- Stated goal
Output every entry exactly as written.

- Data entries
:::

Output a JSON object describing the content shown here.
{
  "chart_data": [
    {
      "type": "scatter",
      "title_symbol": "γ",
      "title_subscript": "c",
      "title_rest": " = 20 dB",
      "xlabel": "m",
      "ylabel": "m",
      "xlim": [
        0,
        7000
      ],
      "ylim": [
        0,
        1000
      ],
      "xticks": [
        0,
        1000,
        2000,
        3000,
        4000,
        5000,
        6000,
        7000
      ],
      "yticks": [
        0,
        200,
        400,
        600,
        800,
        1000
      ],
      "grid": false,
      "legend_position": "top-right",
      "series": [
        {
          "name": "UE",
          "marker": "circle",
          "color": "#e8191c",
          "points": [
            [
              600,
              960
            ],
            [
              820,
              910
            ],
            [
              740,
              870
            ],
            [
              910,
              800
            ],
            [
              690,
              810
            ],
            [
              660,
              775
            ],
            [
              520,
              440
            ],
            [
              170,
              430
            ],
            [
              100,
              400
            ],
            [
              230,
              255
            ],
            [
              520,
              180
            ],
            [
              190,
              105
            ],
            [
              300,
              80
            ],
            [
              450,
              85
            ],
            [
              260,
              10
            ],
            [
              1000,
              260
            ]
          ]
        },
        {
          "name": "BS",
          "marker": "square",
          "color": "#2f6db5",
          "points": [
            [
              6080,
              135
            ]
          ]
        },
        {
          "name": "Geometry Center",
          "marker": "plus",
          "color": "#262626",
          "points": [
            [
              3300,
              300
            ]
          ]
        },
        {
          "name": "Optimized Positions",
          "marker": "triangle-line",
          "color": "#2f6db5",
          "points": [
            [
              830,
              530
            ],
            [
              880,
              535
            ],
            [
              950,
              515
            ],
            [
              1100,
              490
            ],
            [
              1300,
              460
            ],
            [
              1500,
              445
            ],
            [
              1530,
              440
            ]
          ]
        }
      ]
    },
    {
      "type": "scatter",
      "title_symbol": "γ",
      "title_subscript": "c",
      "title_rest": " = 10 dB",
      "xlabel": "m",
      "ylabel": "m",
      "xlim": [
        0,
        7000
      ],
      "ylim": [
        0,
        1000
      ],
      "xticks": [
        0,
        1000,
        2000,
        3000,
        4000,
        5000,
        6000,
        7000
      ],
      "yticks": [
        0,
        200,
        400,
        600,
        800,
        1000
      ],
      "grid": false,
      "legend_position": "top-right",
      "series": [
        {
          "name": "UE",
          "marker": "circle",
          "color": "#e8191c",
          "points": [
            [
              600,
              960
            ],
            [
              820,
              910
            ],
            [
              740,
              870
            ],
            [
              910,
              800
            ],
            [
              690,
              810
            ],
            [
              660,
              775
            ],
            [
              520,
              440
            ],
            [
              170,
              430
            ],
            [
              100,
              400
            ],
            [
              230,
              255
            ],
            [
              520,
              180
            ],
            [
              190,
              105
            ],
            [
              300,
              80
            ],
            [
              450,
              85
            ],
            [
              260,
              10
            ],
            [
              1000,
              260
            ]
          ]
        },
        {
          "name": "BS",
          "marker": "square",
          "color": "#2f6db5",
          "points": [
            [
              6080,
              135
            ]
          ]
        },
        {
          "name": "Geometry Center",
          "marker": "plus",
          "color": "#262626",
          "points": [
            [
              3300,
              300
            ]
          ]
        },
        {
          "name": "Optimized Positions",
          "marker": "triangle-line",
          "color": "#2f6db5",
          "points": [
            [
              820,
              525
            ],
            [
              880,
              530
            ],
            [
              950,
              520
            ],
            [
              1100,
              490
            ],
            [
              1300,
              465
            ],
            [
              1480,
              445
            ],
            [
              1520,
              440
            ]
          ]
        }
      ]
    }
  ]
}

:::

- The completed task
Output a JSON object describing the content shown here.
{
  "chart_data": [
    {
      "type": "scatter",
      "title_symbol": "γ",
      "title_subscript": "c",
      "title_rest": " = 20 dB",
      "xlabel": "m",
      "ylabel": "m",
      "xlim": [
        0,
        7000
      ],
      "ylim": [
        0,
        1000
      ],
      "xticks": [
        0,
        1000,
        2000,
        3000,
        4000,
        5000,
        6000,
        7000
      ],
      "yticks": [
        0,
        200,
        400,
        600,
        800,
        1000
      ],
      "grid": false,
      "legend_position": "top-right",
      "series": [
        {
          "name": "UE",
          "marker": "circle",
          "color": "#e8191c",
          "points": [
            [
              600,
              960
            ],
            [
              820,
              910
            ],
            [
              740,
              870
            ],
            [
              910,
              800
            ],
            [
              690,
              810
            ],
            [
              660,
              775
            ],
            [
              520,
              440
            ],
            [
              170,
              430
            ],
            [
              100,
              400
            ],
            [
              230,
              255
            ],
            [
              520,
              180
            ],
            [
              190,
              105
            ],
            [
              300,
              80
            ],
            [
              450,
              85
            ],
            [
              260,
              10
            ],
            [
              1000,
              260
            ]
          ]
        },
        {
          "name": "BS",
          "marker": "square",
          "color": "#2f6db5",
          "points": [
            [
              6080,
              135
            ]
          ]
        },
        {
          "name": "Geometry Center",
          "marker": "plus",
          "color": "#262626",
          "points": [
            [
              3300,
              300
            ]
          ]
        },
        {
          "name": "Optimized Positions",
          "marker": "triangle-line",
          "color": "#2f6db5",
          "points": [
            [
              830,
              530
            ],
            [
              880,
              535
            ],
            [
              950,
              515
            ],
            [
              1100,
              490
            ],
            [
              1300,
              460
            ],
            [
              1500,
              445
            ],
            [
              1530,
              440
            ]
          ]
        }
      ]
    },
    {
      "type": "scatter",
      "title_symbol": "γ",
      "title_subscript": "c",
      "title_rest": " = 10 dB",
      "xlabel": "m",
      "ylabel": "m",
      "xlim": [
        0,
        7000
      ],
      "ylim": [
        0,
        1000
      ],
      "xticks": [
        0,
        1000,
        2000,
        3000,
        4000,
        5000,
        6000,
        7000
      ],
      "yticks": [
        0,
        200,
        400,
        600,
        800,
        1000
      ],
      "grid": false,
      "legend_position": "top-right",
      "series": [
        {
          "name": "UE",
          "marker": "circle",
          "color": "#e8191c",
          "points": [
            [
              600,
              960
            ],
            [
              820,
              910
            ],
            [
              740,
              870
            ],
            [
              910,
              800
            ],
            [
              690,
              810
            ],
            [
              660,
              775
            ],
            [
              520,
              440
            ],
            [
              170,
              430
            ],
            [
              100,
              400
            ],
            [
              230,
              255
            ],
            [
              520,
              180
            ],
            [
              190,
              105
            ],
            [
              300,
              80
            ],
            [
              450,
              85
            ],
            [
              260,
              10
            ],
            [
              1000,
              260
            ]
          ]
        },
        {
          "name": "BS",
          "marker": "square",
          "color": "#2f6db5",
          "points": [
            [
              6080,
              135
            ]
          ]
        },
        {
          "name": "Geometry Center",
          "marker": "plus",
          "color": "#262626",
          "points": [
            [
              3300,
              300
            ]
          ]
        },
        {
          "name": "Optimized Positions",
          "marker": "triangle-line",
          "color": "#2f6db5",
          "points": [
            [
              820,
              525
            ],
            [
              880,
              530
            ],
            [
              950,
              520
            ],
            [
              1100,
              490
            ],
            [
              1300,
              465
            ],
            [
              1480,
              445
            ],
            [
              1520,
              440
            ]
          ]
        }
      ]
    }
  ]
}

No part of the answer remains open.